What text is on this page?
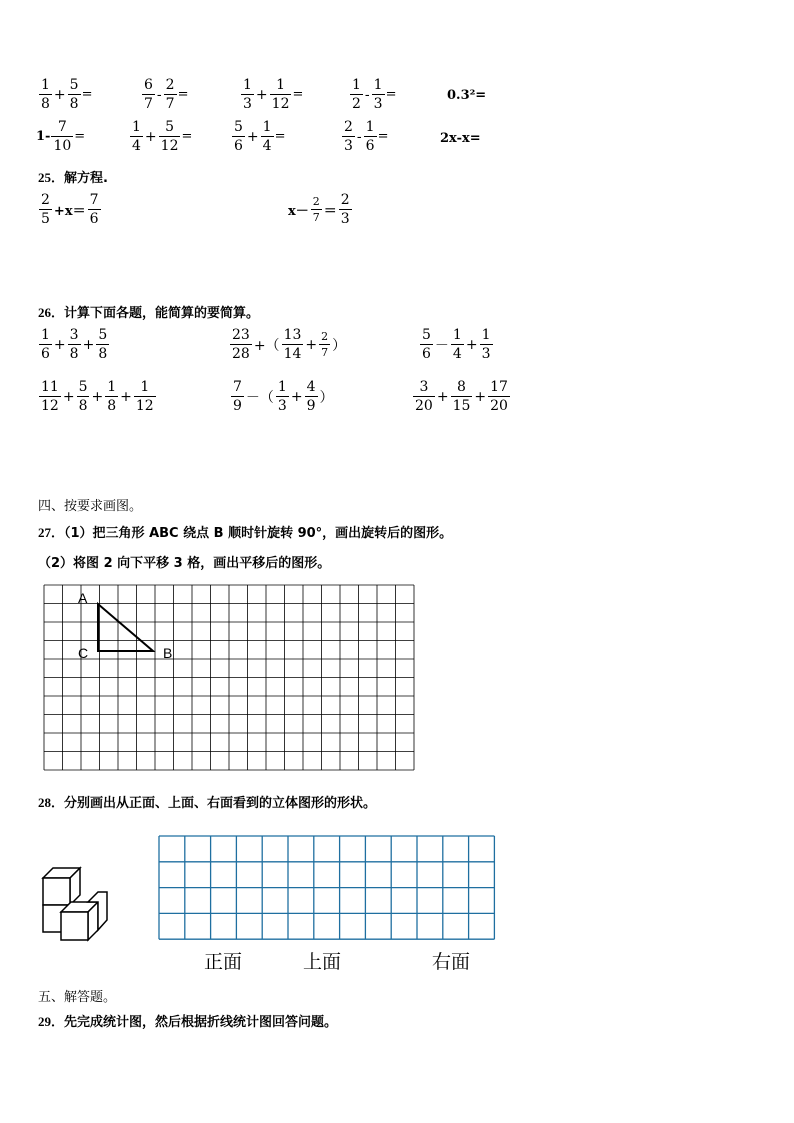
$\frac{1}{8} + \frac{5}{8}$ =	$\frac{6}{7} - \frac{2}{7}$ =	$\frac{1}{3} + \frac{1}{12}$ =	$\frac{1}{2} - \frac{1}{3}$ =	0.3²=
$1- \frac{7}{10}$ =	$\frac{1}{4} + \frac{5}{12}$ =	$\frac{5}{6} + \frac{1}{4}$ =	$\frac{2}{3} - \frac{1}{6}$ =	2x-x=
25．解方程.
$\frac{2}{5} +x= \frac{7}{6}$	$x- \frac{2}{7} = \frac{2}{3}$
26．计算下面各题，能简算的要简算。
$\frac{1}{6} + \frac{3}{8} + \frac{5}{8}$	$\frac{23}{28}$ +（ $\frac{13}{14} + \frac{2}{7}$ ）	$\frac{5}{6} - \frac{1}{4} + \frac{1}{3}$
$\frac{11}{12} + \frac{5}{8} + \frac{1}{8} + \frac{1}{12}$	$\frac{7}{9}$ －（ $\frac{1}{3} + \frac{4}{9}$ ）	$\frac{3}{20} + \frac{8}{15} + \frac{17}{20}$
四、按要求画图。
27．（1）把三角形 ABC 绕点 B 顺时针旋转 90°，画出旋转后的图形。
（2）将图 2 向下平移 3 格，画出平移后的图形。
A
C	B
28．分别画出从正面、上面、右面看到的立体图形的形状。
正面	上面	右面
五、解答题。
29．先完成统计图，然后根据折线统计图回答问题。
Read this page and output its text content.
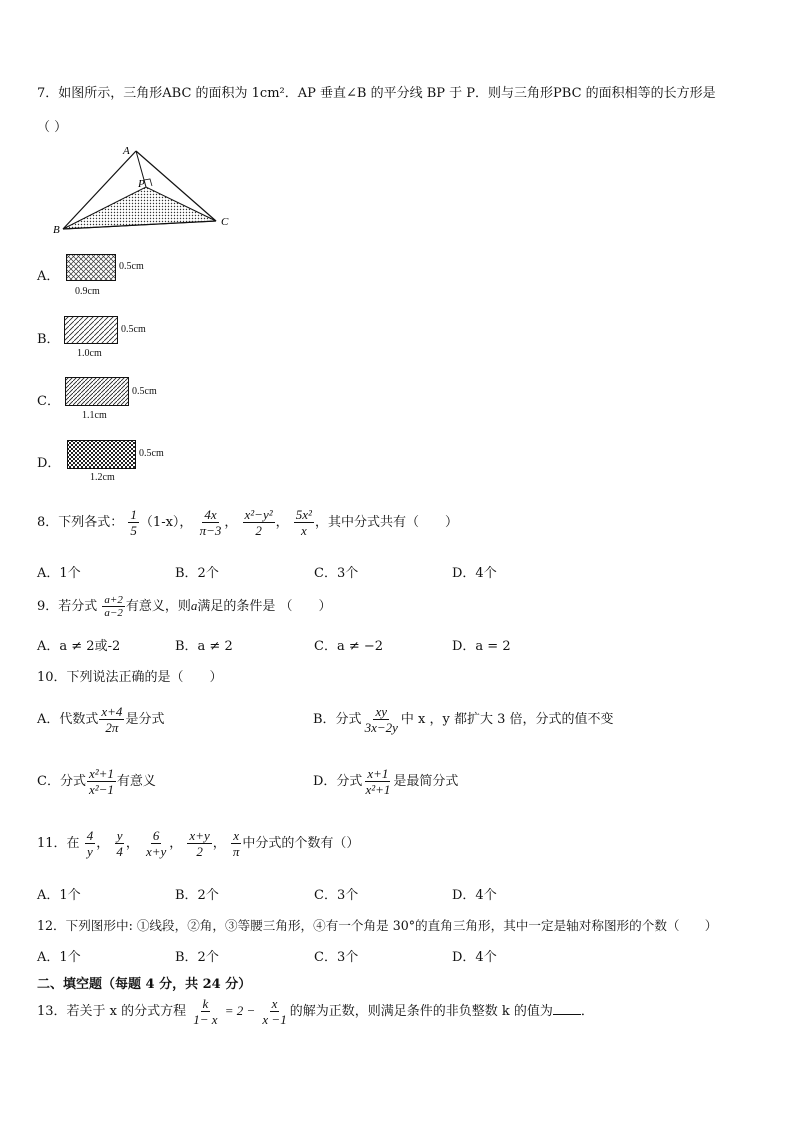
7．如图所示，三角形ABC 的面积为 1cm²．AP 垂直∠B 的平分线 BP 于 P．则与三角形PBC 的面积相等的长方形是
（ ）
A
P
B
C
A．
0.5cm
0.9cm
B．
0.5cm
1.0cm
C．
0.5cm
1.1cm
D．
0.5cm
1.2cm
8．下列各式： $\frac{1}{5} (1-x)$， $\frac{4x}{\pi-3}$ ， $\frac{\text{x²−y²}}{2}$ ， $\frac{\text{5x²}}{x}$ ，其中分式共有（　　）
A．1个	B．2个	C．3个	D．4个
9．若分式 $\frac{a+2}{a-2}$ 有意义，则a满足的条件是 （　　）
A．a ≠ 2或-2	B．a ≠ 2	C．a ≠ −2	D．a = 2
10．下列说法正确的是（　　）
A．代数式 $\frac{x+4}{2\pi}$ 是分式	B．分式 $\frac{xy}{3x-2y}$ 中 x ，y 都扩大 3 倍，分式的值不变
C．分式 $\frac{\text{x²+1}}{\text{x²−1}}$ 有意义	D．分式 $\frac{x+1}{\text{x²+1}}$ 是最简分式
11．在 $\frac{4}{y}$ ， $\frac{y}{4}$ ， $\frac{6}{x+y}$ ， $\frac{x+y}{2}$ ， $\frac{x}{\pi}$ 中分式的个数有（）
A．1个	B．2个	C．3个	D．4个
12．下列图形中: ①线段，②角，③等腰三角形，④有一个角是 30°的直角三角形，其中一定是轴对称图形的个数（　　）
A．1个	B．2个	C．3个	D．4个
二、填空题（每题 4 分，共 24 分）
13．若关于 x 的分式方程 $\frac{k}{1- x} = 2 - \frac{x}{x -1}$ 的解为正数，则满足条件的非负整数 k 的值为 ．
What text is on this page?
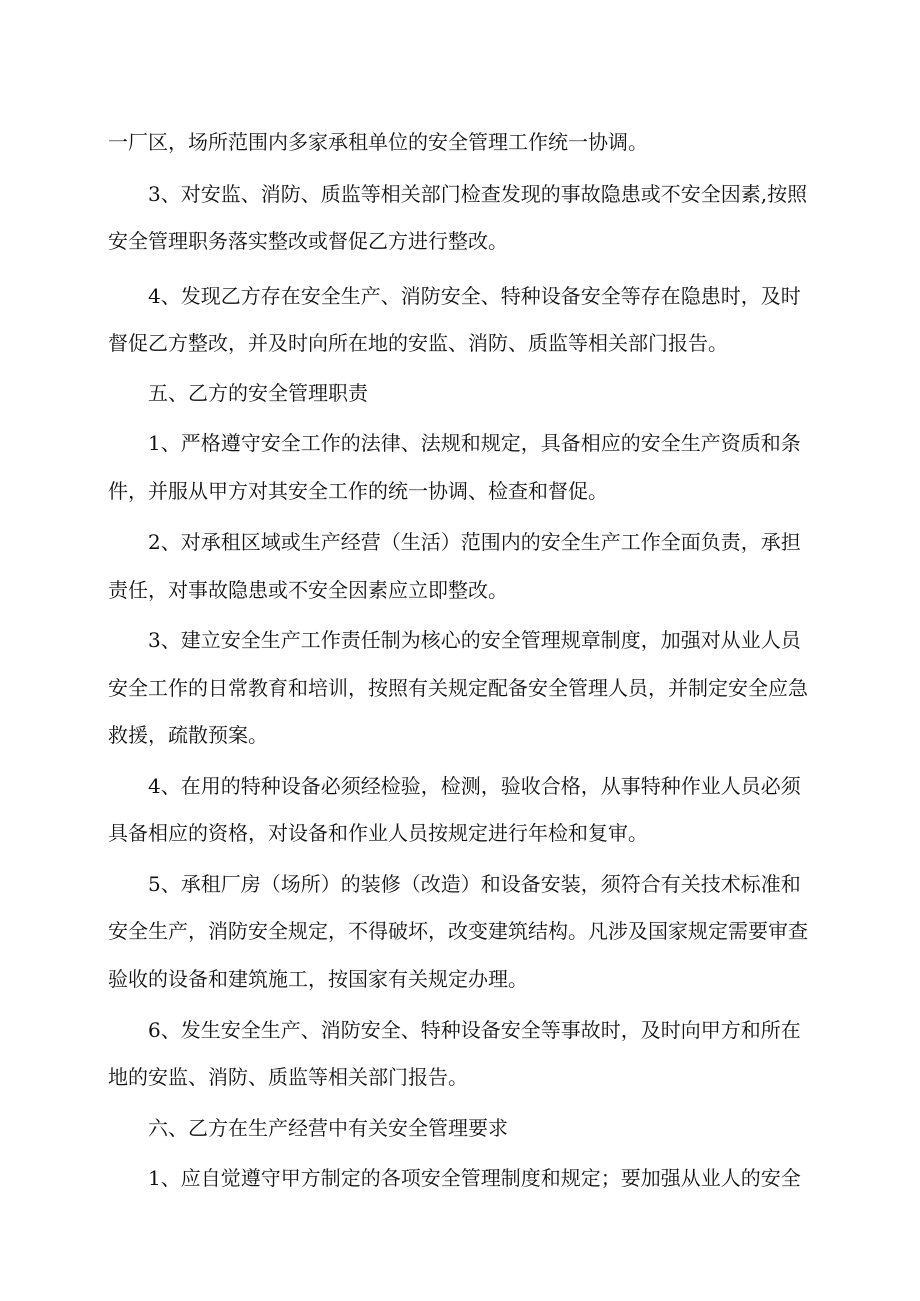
一厂区，场所范围内多家承租单位的安全管理工作统一协调。
3、对安监、消防、质监等相关部门检查发现的事故隐患或不安全因素,按照
安全管理职务落实整改或督促乙方进行整改。
4、发现乙方存在安全生产、消防安全、特种设备安全等存在隐患时，及时
督促乙方整改，并及时向所在地的安监、消防、质监等相关部门报告。
五、乙方的安全管理职责
1、严格遵守安全工作的法律、法规和规定，具备相应的安全生产资质和条
件，并服从甲方对其安全工作的统一协调、检查和督促。
2、对承租区域或生产经营（生活）范围内的安全生产工作全面负责，承担
责任，对事故隐患或不安全因素应立即整改。
3、建立安全生产工作责任制为核心的安全管理规章制度，加强对从业人员
安全工作的日常教育和培训，按照有关规定配备安全管理人员，并制定安全应急
救援，疏散预案。
4、在用的特种设备必须经检验，检测，验收合格，从事特种作业人员必须
具备相应的资格，对设备和作业人员按规定进行年检和复审。
5、承租厂房（场所）的装修（改造）和设备安装，须符合有关技术标准和
安全生产，消防安全规定，不得破坏，改变建筑结构。凡涉及国家规定需要审查
验收的设备和建筑施工，按国家有关规定办理。
6、发生安全生产、消防安全、特种设备安全等事故时，及时向甲方和所在
地的安监、消防、质监等相关部门报告。
六、乙方在生产经营中有关安全管理要求
1、应自觉遵守甲方制定的各项安全管理制度和规定；要加强从业人的安全
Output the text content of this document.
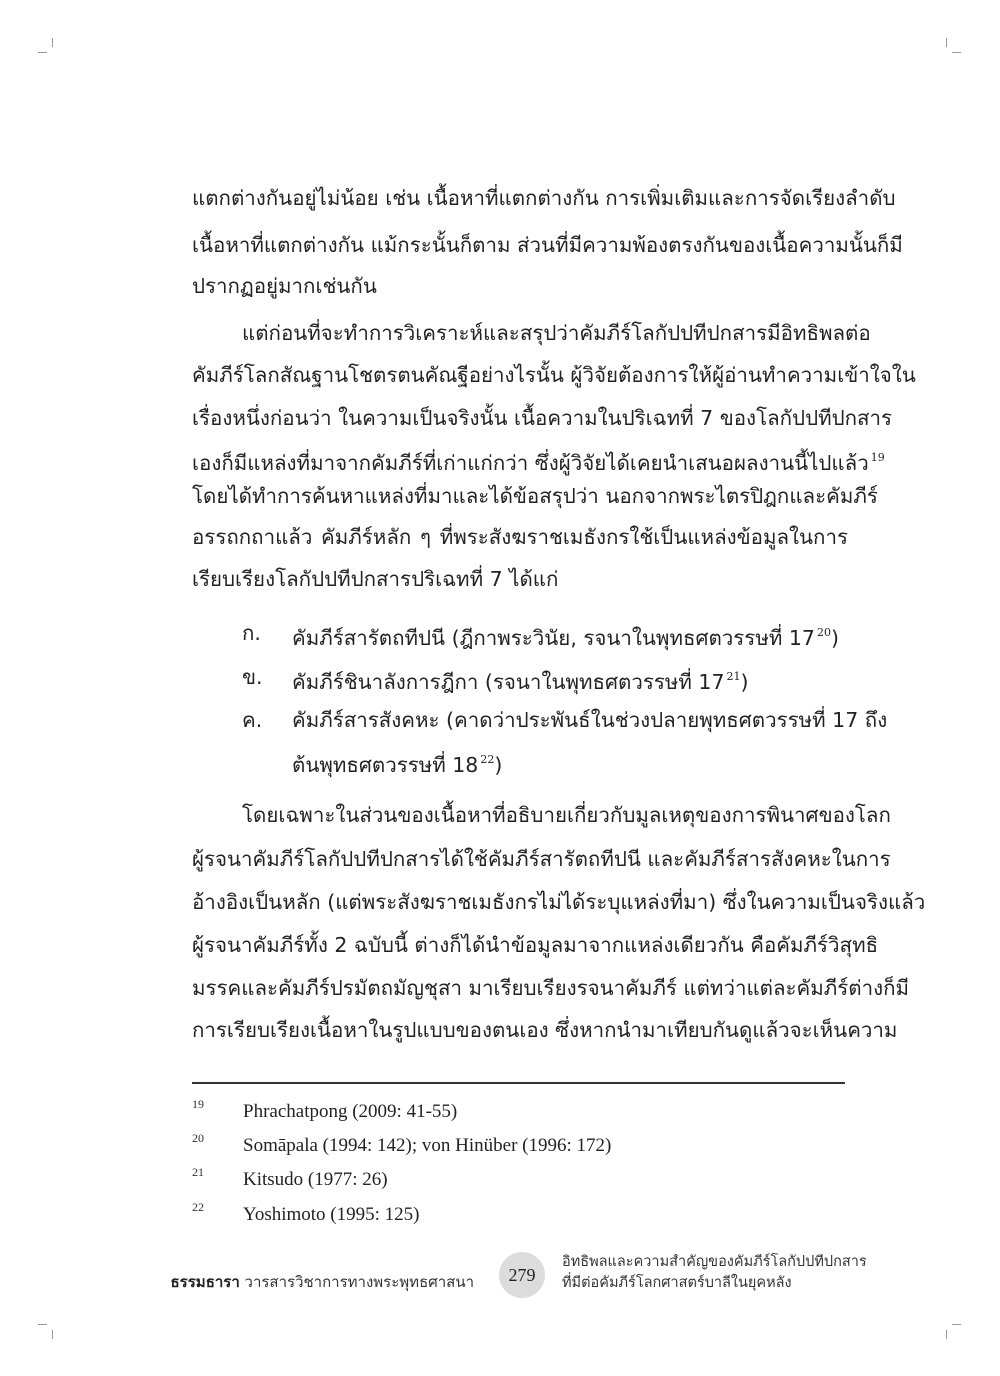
แตกต่างกันอยู่ไม่น้อย เช่น เนื้อหาที่แตกต่างกัน การเพิ่มเติมและการจัดเรียงลำดับ
เนื้อหาที่แตกต่างกัน แม้กระนั้นก็ตาม ส่วนที่มีความพ้องตรงกันของเนื้อความนั้นก็มี
ปรากฏอยู่มากเช่นกัน
แต่ก่อนที่จะทำการวิเคราะห์และสรุปว่าคัมภีร์โลกัปปทีปกสารมีอิทธิพลต่อ
คัมภีร์โลกสัณฐานโชตรตนคัณฐีอย่างไรนั้น ผู้วิจัยต้องการให้ผู้อ่านทำความเข้าใจใน
เรื่องหนึ่งก่อนว่า ในความเป็นจริงนั้น เนื้อความในปริเฉทที่ 7 ของโลกัปปทีปกสาร
เองก็มีแหล่งที่มาจากคัมภีร์ที่เก่าแก่กว่า ซึ่งผู้วิจัยได้เคยนำเสนอผลงานนี้ไปแล้ว $^{19}$
โดยได้ทำการค้นหาแหล่งที่มาและได้ข้อสรุปว่า นอกจากพระไตรปิฎกและคัมภีร์
อรรถกถาแล้ว คัมภีร์หลัก ๆ ที่พระสังฆราชเมธังกรใช้เป็นแหล่งข้อมูลในการ
เรียบเรียงโลกัปปทีปกสารปริเฉทที่ 7 ได้แก่
ก. คัมภีร์สารัตถทีปนี (ฎีกาพระวินัย, รจนาในพุทธศตวรรษที่ 17 $^{20}$)
ข. คัมภีร์ชินาลังการฎีกา (รจนาในพุทธศตวรรษที่ 17 $^{21}$)
ค. คัมภีร์สารสังคหะ (คาดว่าประพันธ์ในช่วงปลายพุทธศตวรรษที่ 17 ถึง
ต้นพุทธศตวรรษที่ 18 $^{22}$)
โดยเฉพาะในส่วนของเนื้อหาที่อธิบายเกี่ยวกับมูลเหตุของการพินาศของโลก
ผู้รจนาคัมภีร์โลกัปปทีปกสารได้ใช้คัมภีร์สารัตถทีปนี และคัมภีร์สารสังคหะในการ
อ้างอิงเป็นหลัก (แต่พระสังฆราชเมธังกรไม่ได้ระบุแหล่งที่มา) ซึ่งในความเป็นจริงแล้ว
ผู้รจนาคัมภีร์ทั้ง 2 ฉบับนี้ ต่างก็ได้นำข้อมูลมาจากแหล่งเดียวกัน คือคัมภีร์วิสุทธิ
มรรคและคัมภีร์ปรมัตถมัญชุสา มาเรียบเรียงรจนาคัมภีร์ แต่ทว่าแต่ละคัมภีร์ต่างก็มี
การเรียบเรียงเนื้อหาในรูปแบบของตนเอง ซึ่งหากนำมาเทียบกันดูแล้วจะเห็นความ
19 Phrachatpong (2009: 41-55)
20 Somāpala (1994: 142); von Hinüber (1996: 172)
21 Kitsudo (1977: 26)
22 Yoshimoto (1995: 125)
ธรรมธารา วารสารวิชาการทางพระพุทธศาสนา	279
อิทธิพลและความสำคัญของคัมภีร์โลกัปปทีปกสาร
ที่มีต่อคัมภีร์โลกศาสตร์บาลีในยุคหลัง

★ ★ ★ ★ ★ ★ ★

# Task brief:
Look through the entries and work out how many lines have the word "ยบเร" in them; reply with that number only.

# Full output:
3